_The exercise:_ Return a copy of every line in the records that includes the word "MCAM".

******

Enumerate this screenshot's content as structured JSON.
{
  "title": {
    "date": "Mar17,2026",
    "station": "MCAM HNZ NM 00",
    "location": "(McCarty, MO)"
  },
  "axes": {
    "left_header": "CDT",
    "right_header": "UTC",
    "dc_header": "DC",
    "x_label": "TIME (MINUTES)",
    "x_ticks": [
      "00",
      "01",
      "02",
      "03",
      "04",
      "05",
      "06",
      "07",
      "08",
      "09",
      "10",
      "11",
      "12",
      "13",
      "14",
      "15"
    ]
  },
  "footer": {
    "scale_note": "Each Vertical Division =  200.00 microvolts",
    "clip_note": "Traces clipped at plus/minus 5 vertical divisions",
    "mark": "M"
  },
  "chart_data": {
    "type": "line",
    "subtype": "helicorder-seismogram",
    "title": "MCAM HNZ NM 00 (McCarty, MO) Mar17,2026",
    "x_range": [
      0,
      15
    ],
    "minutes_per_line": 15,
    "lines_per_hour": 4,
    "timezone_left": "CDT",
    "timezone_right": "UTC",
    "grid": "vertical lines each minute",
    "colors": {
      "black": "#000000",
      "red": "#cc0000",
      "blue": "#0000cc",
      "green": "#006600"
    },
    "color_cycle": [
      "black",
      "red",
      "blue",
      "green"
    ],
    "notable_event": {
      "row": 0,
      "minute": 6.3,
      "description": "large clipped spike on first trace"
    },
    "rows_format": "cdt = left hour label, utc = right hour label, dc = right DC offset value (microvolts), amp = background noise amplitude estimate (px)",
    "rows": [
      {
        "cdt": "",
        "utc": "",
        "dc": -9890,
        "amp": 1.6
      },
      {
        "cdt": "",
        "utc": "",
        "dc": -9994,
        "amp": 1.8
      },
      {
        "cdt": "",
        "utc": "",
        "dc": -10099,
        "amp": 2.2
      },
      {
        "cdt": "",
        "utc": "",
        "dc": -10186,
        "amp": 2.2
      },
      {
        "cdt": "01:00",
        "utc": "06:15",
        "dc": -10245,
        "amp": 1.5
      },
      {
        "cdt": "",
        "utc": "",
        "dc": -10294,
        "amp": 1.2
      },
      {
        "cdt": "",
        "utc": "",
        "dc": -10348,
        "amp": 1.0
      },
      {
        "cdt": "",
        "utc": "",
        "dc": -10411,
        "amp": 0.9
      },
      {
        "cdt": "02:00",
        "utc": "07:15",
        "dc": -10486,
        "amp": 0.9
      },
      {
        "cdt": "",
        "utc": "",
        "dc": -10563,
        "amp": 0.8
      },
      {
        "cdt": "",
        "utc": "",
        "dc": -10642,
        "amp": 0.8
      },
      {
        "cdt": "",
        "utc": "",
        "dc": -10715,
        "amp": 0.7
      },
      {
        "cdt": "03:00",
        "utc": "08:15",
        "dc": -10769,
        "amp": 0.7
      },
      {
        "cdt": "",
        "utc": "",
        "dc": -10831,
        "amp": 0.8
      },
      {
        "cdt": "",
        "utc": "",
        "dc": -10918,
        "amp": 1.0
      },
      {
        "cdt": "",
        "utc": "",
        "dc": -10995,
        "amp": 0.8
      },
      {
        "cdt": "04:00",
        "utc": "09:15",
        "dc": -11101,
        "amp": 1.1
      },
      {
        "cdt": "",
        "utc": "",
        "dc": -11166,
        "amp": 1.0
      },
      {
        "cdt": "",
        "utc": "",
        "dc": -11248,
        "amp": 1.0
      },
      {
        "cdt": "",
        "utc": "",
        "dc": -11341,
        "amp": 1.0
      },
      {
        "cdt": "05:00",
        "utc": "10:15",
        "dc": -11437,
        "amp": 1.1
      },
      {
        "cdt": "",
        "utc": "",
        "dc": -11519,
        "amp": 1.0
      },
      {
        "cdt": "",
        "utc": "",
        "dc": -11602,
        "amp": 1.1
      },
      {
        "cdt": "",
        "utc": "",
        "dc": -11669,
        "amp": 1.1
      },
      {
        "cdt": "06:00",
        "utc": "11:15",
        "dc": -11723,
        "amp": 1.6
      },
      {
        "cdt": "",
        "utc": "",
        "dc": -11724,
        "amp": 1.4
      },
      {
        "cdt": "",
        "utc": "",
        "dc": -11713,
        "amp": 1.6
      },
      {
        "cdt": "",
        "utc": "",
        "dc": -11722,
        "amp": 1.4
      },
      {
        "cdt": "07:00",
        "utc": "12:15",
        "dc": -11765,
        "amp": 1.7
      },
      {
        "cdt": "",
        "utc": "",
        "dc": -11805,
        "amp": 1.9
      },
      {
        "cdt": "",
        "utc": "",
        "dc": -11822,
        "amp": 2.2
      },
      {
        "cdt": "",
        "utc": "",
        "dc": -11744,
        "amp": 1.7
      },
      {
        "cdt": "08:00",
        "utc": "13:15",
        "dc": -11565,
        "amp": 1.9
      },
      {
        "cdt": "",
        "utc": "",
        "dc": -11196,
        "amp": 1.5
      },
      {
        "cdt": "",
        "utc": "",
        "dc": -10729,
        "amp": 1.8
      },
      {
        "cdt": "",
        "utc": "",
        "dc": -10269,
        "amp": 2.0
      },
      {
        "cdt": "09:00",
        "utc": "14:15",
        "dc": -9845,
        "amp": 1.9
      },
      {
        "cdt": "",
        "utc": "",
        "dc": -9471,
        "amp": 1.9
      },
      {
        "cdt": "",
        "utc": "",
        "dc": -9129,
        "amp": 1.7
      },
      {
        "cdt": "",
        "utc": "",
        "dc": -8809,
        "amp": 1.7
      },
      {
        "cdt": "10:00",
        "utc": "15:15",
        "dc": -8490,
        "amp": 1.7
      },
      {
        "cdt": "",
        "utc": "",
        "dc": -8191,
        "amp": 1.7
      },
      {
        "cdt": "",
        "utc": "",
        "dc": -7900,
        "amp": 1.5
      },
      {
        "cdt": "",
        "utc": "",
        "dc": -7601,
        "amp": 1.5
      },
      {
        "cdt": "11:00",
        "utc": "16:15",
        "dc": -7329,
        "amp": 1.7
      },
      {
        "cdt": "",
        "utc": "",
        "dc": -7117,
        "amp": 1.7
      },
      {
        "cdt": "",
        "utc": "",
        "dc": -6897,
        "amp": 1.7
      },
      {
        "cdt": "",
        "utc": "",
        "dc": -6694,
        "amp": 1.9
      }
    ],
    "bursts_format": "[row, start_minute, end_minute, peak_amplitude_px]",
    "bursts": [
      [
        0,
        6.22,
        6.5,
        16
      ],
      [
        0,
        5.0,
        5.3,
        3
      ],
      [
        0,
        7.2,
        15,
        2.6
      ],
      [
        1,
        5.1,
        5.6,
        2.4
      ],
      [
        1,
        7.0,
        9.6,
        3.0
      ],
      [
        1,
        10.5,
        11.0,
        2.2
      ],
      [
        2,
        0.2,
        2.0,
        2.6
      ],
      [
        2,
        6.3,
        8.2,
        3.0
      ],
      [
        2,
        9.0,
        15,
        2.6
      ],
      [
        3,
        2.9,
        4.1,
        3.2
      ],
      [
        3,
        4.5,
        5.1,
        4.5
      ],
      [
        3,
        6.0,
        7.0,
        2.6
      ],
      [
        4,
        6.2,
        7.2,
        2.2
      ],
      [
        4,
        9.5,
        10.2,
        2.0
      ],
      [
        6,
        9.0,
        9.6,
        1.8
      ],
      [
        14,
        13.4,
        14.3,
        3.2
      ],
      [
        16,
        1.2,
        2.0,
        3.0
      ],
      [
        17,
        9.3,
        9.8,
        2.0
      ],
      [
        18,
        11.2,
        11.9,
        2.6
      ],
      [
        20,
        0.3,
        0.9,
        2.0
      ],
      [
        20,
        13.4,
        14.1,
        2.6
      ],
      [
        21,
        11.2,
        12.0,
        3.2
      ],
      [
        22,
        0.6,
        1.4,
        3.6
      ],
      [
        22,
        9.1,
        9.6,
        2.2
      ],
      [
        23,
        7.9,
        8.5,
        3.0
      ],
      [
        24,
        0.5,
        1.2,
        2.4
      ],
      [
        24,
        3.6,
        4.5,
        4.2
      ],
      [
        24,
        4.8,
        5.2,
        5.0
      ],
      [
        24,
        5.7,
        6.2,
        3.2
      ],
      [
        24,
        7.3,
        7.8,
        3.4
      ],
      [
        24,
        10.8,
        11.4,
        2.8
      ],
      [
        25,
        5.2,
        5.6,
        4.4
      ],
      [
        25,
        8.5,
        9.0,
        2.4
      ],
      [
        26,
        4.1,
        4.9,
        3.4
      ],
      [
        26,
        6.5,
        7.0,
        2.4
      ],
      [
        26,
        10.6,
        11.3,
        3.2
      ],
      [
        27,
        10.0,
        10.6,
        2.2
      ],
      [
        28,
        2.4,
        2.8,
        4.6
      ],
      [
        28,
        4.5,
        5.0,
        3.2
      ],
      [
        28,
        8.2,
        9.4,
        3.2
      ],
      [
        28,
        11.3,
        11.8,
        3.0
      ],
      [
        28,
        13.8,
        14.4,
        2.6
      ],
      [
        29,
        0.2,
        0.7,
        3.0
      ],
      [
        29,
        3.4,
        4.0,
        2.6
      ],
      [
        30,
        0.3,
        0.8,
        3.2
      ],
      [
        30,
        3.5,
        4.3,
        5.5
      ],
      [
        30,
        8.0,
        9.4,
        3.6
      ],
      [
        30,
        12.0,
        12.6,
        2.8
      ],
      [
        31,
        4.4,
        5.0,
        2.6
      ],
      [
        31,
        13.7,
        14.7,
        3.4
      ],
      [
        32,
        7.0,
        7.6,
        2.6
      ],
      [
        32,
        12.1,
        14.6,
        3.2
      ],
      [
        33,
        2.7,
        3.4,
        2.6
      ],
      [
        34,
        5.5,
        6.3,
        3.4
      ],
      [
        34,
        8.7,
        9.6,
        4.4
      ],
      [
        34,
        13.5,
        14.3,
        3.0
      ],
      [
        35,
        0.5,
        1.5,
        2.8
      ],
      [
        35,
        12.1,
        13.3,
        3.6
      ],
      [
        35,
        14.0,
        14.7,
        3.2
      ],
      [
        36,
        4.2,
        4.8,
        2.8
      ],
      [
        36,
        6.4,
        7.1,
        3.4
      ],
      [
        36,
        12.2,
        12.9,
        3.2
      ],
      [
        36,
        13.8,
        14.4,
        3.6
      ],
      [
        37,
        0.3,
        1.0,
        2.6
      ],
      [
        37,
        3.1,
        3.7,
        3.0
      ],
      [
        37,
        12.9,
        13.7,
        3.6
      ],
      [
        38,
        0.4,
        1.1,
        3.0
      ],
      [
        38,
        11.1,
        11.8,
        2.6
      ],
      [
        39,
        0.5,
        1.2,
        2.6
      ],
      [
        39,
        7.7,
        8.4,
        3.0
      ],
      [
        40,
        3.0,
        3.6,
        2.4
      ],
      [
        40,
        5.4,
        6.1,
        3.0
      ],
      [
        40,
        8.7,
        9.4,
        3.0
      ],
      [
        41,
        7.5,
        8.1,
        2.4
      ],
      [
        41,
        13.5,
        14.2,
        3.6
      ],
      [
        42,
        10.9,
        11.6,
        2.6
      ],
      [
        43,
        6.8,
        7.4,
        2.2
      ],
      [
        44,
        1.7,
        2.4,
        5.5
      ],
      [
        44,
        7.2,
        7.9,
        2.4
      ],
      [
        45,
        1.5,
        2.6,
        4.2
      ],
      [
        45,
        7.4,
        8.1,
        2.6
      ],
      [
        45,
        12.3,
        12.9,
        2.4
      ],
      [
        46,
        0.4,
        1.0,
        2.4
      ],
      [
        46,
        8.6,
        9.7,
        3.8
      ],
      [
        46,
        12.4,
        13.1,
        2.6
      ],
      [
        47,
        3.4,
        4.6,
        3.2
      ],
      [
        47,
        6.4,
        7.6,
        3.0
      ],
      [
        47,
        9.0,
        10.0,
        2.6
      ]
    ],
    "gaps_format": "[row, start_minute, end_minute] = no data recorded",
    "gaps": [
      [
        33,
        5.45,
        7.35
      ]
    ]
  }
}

******

_Answer to the problem:_
    "station": "MCAM HNZ NM 00",
    "title": "MCAM HNZ NM 00 (McCarty, MO) Mar17,2026",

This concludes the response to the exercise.